**Problem to work on:** Repeat the material below exactly, line for line.

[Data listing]
%%

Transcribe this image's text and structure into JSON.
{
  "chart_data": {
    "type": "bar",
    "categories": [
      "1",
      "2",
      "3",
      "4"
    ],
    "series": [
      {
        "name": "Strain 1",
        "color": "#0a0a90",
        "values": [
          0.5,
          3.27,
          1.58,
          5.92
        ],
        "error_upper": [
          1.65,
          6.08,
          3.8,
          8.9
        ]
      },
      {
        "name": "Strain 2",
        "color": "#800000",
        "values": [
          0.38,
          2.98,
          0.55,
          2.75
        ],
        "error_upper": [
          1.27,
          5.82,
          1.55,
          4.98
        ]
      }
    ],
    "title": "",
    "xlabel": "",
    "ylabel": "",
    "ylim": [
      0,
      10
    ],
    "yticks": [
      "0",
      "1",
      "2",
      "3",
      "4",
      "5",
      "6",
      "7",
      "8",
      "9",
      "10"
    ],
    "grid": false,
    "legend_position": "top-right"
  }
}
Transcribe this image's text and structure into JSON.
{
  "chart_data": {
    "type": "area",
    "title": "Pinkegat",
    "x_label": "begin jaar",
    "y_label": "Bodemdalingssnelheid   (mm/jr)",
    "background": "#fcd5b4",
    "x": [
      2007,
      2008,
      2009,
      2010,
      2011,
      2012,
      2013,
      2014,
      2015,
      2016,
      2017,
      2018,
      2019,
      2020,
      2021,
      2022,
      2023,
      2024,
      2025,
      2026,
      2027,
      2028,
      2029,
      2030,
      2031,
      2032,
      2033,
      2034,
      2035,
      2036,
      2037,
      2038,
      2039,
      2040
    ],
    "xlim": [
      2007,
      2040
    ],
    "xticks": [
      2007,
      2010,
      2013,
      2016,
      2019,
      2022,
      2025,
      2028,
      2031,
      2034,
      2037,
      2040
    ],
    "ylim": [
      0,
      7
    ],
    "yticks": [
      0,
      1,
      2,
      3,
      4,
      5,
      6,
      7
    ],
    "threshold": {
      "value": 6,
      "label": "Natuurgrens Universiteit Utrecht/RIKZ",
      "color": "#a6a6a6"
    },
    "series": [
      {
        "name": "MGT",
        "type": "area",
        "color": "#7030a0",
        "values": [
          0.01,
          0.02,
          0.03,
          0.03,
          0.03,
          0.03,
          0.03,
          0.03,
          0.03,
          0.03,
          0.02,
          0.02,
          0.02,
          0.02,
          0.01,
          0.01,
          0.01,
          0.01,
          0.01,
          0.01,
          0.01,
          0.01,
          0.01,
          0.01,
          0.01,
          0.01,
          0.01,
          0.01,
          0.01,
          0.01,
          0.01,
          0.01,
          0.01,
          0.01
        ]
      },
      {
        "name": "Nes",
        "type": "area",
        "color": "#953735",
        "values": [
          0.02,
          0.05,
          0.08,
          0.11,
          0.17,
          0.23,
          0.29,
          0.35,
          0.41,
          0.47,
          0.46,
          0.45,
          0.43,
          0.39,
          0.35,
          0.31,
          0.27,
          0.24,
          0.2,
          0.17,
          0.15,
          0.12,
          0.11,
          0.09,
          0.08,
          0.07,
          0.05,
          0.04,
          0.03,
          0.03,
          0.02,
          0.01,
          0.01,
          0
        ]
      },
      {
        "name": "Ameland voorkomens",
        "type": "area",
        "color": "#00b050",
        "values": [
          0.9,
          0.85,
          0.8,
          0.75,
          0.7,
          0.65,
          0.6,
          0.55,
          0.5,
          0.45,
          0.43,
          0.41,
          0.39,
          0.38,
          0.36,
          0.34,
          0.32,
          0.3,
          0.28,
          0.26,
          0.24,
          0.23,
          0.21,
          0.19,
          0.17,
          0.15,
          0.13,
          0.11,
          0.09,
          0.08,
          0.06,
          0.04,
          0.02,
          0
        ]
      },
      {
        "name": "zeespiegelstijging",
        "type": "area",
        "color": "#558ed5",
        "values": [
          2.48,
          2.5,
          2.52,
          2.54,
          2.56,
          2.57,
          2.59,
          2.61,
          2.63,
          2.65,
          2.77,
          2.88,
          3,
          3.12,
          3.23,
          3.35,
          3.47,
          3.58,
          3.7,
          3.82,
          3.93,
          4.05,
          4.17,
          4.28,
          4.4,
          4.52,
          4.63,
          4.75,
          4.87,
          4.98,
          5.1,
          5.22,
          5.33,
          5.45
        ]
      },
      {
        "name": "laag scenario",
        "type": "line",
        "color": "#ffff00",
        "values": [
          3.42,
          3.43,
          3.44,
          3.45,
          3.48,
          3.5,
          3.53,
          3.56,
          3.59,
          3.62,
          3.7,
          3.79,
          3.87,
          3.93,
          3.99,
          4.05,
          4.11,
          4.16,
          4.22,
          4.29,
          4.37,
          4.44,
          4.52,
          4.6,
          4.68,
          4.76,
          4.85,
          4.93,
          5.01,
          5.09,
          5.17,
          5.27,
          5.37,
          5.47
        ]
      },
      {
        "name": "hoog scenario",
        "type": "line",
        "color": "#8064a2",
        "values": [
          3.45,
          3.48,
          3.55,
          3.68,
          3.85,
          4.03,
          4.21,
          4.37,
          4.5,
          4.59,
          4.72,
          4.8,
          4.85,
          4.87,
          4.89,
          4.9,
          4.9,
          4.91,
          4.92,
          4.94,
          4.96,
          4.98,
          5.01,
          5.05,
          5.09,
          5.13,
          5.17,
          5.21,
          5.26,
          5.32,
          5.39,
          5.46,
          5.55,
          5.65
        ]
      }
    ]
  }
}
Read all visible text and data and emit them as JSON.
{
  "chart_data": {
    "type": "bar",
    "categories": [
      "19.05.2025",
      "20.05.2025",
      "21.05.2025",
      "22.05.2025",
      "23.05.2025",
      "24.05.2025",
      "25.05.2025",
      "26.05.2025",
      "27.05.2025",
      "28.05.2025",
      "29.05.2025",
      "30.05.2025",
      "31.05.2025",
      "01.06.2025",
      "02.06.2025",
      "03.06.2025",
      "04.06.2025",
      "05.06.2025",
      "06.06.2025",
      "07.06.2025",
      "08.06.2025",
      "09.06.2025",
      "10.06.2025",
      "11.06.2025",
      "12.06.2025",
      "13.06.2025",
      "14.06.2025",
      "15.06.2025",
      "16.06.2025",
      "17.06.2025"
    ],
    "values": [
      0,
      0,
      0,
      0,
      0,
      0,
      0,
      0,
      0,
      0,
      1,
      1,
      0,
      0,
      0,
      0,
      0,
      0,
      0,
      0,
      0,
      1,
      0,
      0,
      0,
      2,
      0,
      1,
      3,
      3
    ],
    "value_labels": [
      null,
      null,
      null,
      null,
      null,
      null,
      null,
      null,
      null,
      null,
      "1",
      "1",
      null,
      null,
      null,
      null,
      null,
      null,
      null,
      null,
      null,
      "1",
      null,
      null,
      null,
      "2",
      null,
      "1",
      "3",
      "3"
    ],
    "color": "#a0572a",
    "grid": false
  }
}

%%

**Solved problem:**
Transcribe this image's text and structure into JSON.
{
  "chart_data": {
    "type": "bar",
    "categories": [
      "1",
      "2",
      "3",
      "4"
    ],
    "series": [
      {
        "name": "Strain 1",
        "color": "#0a0a90",
        "values": [
          0.5,
          3.27,
          1.58,
          5.92
        ],
        "error_upper": [
          1.65,
          6.08,
          3.8,
          8.9
        ]
      },
      {
        "name": "Strain 2",
        "color": "#800000",
        "values": [
          0.38,
          2.98,
          0.55,
          2.75
        ],
        "error_upper": [
          1.27,
          5.82,
          1.55,
          4.98
        ]
      }
    ],
    "title": "",
    "xlabel": "",
    "ylabel": "",
    "ylim": [
      0,
      10
    ],
    "yticks": [
      "0",
      "1",
      "2",
      "3",
      "4",
      "5",
      "6",
      "7",
      "8",
      "9",
      "10"
    ],
    "grid": false,
    "legend_position": "top-right"
  }
}
Transcribe this image's text and structure into JSON.
{
  "chart_data": {
    "type": "area",
    "title": "Pinkegat",
    "x_label": "begin jaar",
    "y_label": "Bodemdalingssnelheid   (mm/jr)",
    "background": "#fcd5b4",
    "x": [
      2007,
      2008,
      2009,
      2010,
      2011,
      2012,
      2013,
      2014,
      2015,
      2016,
      2017,
      2018,
      2019,
      2020,
      2021,
      2022,
      2023,
      2024,
      2025,
      2026,
      2027,
      2028,
      2029,
      2030,
      2031,
      2032,
      2033,
      2034,
      2035,
      2036,
      2037,
      2038,
      2039,
      2040
    ],
    "xlim": [
      2007,
      2040
    ],
    "xticks": [
      2007,
      2010,
      2013,
      2016,
      2019,
      2022,
      2025,
      2028,
      2031,
      2034,
      2037,
      2040
    ],
    "ylim": [
      0,
      7
    ],
    "yticks": [
      0,
      1,
      2,
      3,
      4,
      5,
      6,
      7
    ],
    "threshold": {
      "value": 6,
      "label": "Natuurgrens Universiteit Utrecht/RIKZ",
      "color": "#a6a6a6"
    },
    "series": [
      {
        "name": "MGT",
        "type": "area",
        "color": "#7030a0",
        "values": [
          0.01,
          0.02,
          0.03,
          0.03,
          0.03,
          0.03,
          0.03,
          0.03,
          0.03,
          0.03,
          0.02,
          0.02,
          0.02,
          0.02,
          0.01,
          0.01,
          0.01,
          0.01,
          0.01,
          0.01,
          0.01,
          0.01,
          0.01,
          0.01,
          0.01,
          0.01,
          0.01,
          0.01,
          0.01,
          0.01,
          0.01,
          0.01,
          0.01,
          0.01
        ]
      },
      {
        "name": "Nes",
        "type": "area",
        "color": "#953735",
        "values": [
          0.02,
          0.05,
          0.08,
          0.11,
          0.17,
          0.23,
          0.29,
          0.35,
          0.41,
          0.47,
          0.46,
          0.45,
          0.43,
          0.39,
          0.35,
          0.31,
          0.27,
          0.24,
          0.2,
          0.17,
          0.15,
          0.12,
          0.11,
          0.09,
          0.08,
          0.07,
          0.05,
          0.04,
          0.03,
          0.03,
          0.02,
          0.01,
          0.01,
          0
        ]
      },
      {
        "name": "Ameland voorkomens",
        "type": "area",
        "color": "#00b050",
        "values": [
          0.9,
          0.85,
          0.8,
          0.75,
          0.7,
          0.65,
          0.6,
          0.55,
          0.5,
          0.45,
          0.43,
          0.41,
          0.39,
          0.38,
          0.36,
          0.34,
          0.32,
          0.3,
          0.28,
          0.26,
          0.24,
          0.23,
          0.21,
          0.19,
          0.17,
          0.15,
          0.13,
          0.11,
          0.09,
          0.08,
          0.06,
          0.04,
          0.02,
          0
        ]
      },
      {
        "name": "zeespiegelstijging",
        "type": "area",
        "color": "#558ed5",
        "values": [
          2.48,
          2.5,
          2.52,
          2.54,
          2.56,
          2.57,
          2.59,
          2.61,
          2.63,
          2.65,
          2.77,
          2.88,
          3,
          3.12,
          3.23,
          3.35,
          3.47,
          3.58,
          3.7,
          3.82,
          3.93,
          4.05,
          4.17,
          4.28,
          4.4,
          4.52,
          4.63,
          4.75,
          4.87,
          4.98,
          5.1,
          5.22,
          5.33,
          5.45
        ]
      },
      {
        "name": "laag scenario",
        "type": "line",
        "color": "#ffff00",
        "values": [
          3.42,
          3.43,
          3.44,
          3.45,
          3.48,
          3.5,
          3.53,
          3.56,
          3.59,
          3.62,
          3.7,
          3.79,
          3.87,
          3.93,
          3.99,
          4.05,
          4.11,
          4.16,
          4.22,
          4.29,
          4.37,
          4.44,
          4.52,
          4.6,
          4.68,
          4.76,
          4.85,
          4.93,
          5.01,
          5.09,
          5.17,
          5.27,
          5.37,
          5.47
        ]
      },
      {
        "name": "hoog scenario",
        "type": "line",
        "color": "#8064a2",
        "values": [
          3.45,
          3.48,
          3.55,
          3.68,
          3.85,
          4.03,
          4.21,
          4.37,
          4.5,
          4.59,
          4.72,
          4.8,
          4.85,
          4.87,
          4.89,
          4.9,
          4.9,
          4.91,
          4.92,
          4.94,
          4.96,
          4.98,
          5.01,
          5.05,
          5.09,
          5.13,
          5.17,
          5.21,
          5.26,
          5.32,
          5.39,
          5.46,
          5.55,
          5.65
        ]
      }
    ]
  }
}
Read all visible text and data and emit them as JSON.
{
  "chart_data": {
    "type": "bar",
    "categories": [
      "19.05.2025",
      "20.05.2025",
      "21.05.2025",
      "22.05.2025",
      "23.05.2025",
      "24.05.2025",
      "25.05.2025",
      "26.05.2025",
      "27.05.2025",
      "28.05.2025",
      "29.05.2025",
      "30.05.2025",
      "31.05.2025",
      "01.06.2025",
      "02.06.2025",
      "03.06.2025",
      "04.06.2025",
      "05.06.2025",
      "06.06.2025",
      "07.06.2025",
      "08.06.2025",
      "09.06.2025",
      "10.06.2025",
      "11.06.2025",
      "12.06.2025",
      "13.06.2025",
      "14.06.2025",
      "15.06.2025",
      "16.06.2025",
      "17.06.2025"
    ],
    "values": [
      0,
      0,
      0,
      0,
      0,
      0,
      0,
      0,
      0,
      0,
      1,
      1,
      0,
      0,
      0,
      0,
      0,
      0,
      0,
      0,
      0,
      1,
      0,
      0,
      0,
      2,
      0,
      1,
      3,
      3
    ],
    "value_labels": [
      null,
      null,
      null,
      null,
      null,
      null,
      null,
      null,
      null,
      null,
      "1",
      "1",
      null,
      null,
      null,
      null,
      null,
      null,
      null,
      null,
      null,
      "1",
      null,
      null,
      null,
      "2",
      null,
      "1",
      "3",
      "3"
    ],
    "color": "#a0572a",
    "grid": false
  }
}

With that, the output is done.